[BEGIN RECORD EXTRACTS]

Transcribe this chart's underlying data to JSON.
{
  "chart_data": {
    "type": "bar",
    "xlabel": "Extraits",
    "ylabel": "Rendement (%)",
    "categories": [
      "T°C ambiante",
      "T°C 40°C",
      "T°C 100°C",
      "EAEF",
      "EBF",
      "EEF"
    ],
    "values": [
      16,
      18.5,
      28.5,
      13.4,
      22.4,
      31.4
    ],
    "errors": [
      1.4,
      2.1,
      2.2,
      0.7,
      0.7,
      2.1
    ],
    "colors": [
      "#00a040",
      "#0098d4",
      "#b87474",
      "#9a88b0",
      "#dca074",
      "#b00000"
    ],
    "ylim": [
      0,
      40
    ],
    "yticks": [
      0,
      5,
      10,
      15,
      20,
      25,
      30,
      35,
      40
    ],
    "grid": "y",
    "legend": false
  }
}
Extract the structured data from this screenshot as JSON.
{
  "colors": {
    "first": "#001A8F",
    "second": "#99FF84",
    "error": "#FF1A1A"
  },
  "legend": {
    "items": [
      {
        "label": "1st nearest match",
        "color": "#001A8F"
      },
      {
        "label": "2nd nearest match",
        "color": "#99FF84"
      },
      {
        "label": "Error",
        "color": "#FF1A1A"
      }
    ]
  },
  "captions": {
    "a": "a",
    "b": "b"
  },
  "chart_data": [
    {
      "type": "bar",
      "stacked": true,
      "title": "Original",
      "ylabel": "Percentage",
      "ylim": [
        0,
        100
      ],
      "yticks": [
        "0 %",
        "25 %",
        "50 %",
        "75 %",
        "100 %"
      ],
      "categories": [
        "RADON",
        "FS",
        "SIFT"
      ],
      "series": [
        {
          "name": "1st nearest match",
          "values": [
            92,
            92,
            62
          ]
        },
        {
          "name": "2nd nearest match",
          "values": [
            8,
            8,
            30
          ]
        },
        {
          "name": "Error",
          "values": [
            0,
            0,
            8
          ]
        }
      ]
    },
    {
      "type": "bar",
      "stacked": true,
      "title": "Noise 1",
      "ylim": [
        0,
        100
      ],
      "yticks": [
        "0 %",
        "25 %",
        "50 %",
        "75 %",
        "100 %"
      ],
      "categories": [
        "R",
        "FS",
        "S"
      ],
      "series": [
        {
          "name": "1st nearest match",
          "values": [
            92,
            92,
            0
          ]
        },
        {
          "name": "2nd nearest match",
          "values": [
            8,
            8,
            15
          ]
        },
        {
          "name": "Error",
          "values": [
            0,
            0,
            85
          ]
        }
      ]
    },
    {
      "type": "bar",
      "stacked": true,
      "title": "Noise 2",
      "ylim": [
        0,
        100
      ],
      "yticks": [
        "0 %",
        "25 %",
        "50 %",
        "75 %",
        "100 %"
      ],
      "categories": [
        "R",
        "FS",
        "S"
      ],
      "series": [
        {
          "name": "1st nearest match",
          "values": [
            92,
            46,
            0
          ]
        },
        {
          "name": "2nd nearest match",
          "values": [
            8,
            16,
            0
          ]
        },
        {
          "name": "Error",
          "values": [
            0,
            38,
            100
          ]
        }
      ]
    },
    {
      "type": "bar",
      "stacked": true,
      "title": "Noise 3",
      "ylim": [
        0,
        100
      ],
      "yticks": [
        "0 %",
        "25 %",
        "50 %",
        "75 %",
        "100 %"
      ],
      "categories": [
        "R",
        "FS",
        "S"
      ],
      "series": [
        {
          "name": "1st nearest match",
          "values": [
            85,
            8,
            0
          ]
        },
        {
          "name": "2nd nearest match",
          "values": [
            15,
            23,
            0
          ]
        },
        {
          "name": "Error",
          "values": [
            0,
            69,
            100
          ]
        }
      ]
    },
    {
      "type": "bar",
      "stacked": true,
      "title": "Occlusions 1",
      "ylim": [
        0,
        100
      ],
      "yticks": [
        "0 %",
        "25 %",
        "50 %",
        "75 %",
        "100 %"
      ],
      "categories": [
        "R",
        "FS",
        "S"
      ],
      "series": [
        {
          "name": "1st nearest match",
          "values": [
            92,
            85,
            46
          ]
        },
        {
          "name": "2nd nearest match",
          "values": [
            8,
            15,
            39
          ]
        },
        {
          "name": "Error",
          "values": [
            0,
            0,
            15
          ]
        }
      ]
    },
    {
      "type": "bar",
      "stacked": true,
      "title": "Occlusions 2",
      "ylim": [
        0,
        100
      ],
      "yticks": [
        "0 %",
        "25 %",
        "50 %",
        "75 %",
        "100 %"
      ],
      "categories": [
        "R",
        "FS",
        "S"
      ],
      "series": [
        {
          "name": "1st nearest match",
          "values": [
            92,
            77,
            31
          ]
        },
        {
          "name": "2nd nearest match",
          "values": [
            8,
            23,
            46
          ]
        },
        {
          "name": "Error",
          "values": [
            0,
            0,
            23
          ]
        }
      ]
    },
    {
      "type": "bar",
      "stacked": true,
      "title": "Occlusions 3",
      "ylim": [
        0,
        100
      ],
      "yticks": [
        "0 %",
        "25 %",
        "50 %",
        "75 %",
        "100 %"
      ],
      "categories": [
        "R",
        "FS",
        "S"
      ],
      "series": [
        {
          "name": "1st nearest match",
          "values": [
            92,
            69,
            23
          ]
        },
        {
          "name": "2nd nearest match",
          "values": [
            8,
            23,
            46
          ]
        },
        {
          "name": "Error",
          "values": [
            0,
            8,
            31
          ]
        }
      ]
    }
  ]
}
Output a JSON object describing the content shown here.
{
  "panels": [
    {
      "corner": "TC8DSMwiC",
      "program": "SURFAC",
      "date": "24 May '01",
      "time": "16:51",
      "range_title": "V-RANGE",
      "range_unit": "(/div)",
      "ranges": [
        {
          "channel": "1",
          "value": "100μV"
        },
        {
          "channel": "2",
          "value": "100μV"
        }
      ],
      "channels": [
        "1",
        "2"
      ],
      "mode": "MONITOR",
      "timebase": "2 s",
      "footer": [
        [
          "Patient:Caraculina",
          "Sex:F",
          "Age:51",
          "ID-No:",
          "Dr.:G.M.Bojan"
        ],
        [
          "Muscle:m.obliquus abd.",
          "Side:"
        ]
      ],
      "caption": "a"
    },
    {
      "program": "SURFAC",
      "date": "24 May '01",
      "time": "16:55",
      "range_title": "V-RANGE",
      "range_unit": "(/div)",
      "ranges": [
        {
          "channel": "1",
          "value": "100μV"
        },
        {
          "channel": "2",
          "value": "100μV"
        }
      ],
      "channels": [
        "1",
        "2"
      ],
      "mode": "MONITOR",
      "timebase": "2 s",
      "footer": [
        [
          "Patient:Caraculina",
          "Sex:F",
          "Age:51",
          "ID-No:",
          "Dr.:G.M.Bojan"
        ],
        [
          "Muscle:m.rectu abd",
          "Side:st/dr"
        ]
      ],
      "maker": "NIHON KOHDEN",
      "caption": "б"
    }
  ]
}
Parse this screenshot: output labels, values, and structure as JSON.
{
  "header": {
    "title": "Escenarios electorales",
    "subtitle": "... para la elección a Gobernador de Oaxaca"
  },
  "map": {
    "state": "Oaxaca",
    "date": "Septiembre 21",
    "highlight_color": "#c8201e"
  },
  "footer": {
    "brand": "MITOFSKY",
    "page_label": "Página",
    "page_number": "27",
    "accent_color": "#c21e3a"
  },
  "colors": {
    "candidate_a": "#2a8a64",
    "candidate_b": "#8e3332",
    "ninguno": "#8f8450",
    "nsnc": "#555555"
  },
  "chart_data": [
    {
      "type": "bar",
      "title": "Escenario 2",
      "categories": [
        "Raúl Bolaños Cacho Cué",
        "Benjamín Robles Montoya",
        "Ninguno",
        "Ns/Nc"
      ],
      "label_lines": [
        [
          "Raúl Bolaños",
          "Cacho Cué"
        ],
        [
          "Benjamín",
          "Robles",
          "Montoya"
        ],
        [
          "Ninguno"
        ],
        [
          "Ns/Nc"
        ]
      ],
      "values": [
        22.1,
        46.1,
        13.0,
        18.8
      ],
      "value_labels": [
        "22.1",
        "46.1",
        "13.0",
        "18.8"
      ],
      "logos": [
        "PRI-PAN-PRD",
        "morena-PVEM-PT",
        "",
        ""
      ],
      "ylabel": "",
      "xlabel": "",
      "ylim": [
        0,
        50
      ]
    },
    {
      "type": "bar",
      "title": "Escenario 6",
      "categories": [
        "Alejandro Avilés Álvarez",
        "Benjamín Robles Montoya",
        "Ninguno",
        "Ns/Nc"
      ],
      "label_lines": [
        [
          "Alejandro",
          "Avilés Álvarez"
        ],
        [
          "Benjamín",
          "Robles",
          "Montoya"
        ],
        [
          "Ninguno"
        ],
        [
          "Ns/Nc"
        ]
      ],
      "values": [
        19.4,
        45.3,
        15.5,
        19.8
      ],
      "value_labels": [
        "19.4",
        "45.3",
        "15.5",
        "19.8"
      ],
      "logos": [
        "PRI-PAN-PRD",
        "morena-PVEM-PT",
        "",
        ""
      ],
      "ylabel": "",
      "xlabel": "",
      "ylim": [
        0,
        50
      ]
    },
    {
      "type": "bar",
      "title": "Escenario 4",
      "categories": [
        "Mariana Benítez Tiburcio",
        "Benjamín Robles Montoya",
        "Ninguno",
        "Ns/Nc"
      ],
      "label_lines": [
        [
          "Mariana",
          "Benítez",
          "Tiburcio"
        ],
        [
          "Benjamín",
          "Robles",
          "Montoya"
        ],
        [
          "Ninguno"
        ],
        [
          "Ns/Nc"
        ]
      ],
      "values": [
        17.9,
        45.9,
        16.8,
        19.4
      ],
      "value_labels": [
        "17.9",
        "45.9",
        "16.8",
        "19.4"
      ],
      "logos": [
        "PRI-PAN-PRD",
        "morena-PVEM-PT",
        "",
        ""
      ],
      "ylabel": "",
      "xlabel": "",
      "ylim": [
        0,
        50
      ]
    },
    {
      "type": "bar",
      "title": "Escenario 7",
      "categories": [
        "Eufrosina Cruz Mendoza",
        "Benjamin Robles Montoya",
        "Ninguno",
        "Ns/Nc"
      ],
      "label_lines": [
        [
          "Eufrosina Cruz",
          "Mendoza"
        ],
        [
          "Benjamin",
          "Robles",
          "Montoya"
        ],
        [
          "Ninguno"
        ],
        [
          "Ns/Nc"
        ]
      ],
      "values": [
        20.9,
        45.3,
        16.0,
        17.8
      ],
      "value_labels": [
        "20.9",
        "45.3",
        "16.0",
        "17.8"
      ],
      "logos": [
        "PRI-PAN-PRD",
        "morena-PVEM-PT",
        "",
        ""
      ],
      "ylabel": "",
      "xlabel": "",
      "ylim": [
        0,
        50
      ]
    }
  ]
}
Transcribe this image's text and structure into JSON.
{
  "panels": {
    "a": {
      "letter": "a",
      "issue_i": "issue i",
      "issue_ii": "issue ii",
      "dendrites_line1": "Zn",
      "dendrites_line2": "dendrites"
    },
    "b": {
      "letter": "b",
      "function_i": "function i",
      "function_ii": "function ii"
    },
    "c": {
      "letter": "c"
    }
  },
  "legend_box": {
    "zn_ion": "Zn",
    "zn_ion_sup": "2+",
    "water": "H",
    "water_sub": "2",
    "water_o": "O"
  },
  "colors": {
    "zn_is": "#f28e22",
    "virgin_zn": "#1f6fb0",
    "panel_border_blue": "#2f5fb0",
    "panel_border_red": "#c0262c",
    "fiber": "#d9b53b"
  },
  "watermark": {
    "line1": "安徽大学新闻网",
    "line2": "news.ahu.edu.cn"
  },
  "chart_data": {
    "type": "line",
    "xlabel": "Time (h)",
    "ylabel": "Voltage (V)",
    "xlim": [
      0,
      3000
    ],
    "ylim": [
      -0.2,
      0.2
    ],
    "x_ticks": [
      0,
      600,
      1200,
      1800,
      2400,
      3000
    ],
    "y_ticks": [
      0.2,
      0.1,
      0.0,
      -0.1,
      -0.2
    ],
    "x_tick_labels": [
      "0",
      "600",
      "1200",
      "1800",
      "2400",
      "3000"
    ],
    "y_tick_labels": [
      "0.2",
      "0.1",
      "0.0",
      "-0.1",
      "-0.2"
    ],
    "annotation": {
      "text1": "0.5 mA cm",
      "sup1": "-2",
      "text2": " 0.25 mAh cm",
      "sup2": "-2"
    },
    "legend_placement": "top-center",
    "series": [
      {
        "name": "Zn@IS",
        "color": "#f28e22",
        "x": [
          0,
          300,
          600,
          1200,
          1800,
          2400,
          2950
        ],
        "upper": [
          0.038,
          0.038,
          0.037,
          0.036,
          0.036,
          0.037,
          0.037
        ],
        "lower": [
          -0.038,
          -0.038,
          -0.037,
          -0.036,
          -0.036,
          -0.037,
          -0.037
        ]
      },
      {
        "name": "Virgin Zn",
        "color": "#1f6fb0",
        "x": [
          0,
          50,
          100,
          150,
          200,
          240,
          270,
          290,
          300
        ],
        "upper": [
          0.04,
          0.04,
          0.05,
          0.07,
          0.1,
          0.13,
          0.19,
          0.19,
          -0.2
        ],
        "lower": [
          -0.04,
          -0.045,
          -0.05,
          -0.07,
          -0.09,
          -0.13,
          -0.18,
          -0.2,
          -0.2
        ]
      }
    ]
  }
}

[END RECORD EXTRACTS]

▶ **WHAT IS EXPECTED**: Within the data above, pick out all lines holding the word "Noise".

▶ **RESPONSE**:
      "title": "Noise 1",
      "title": "Noise 2",
      "title": "Noise 3",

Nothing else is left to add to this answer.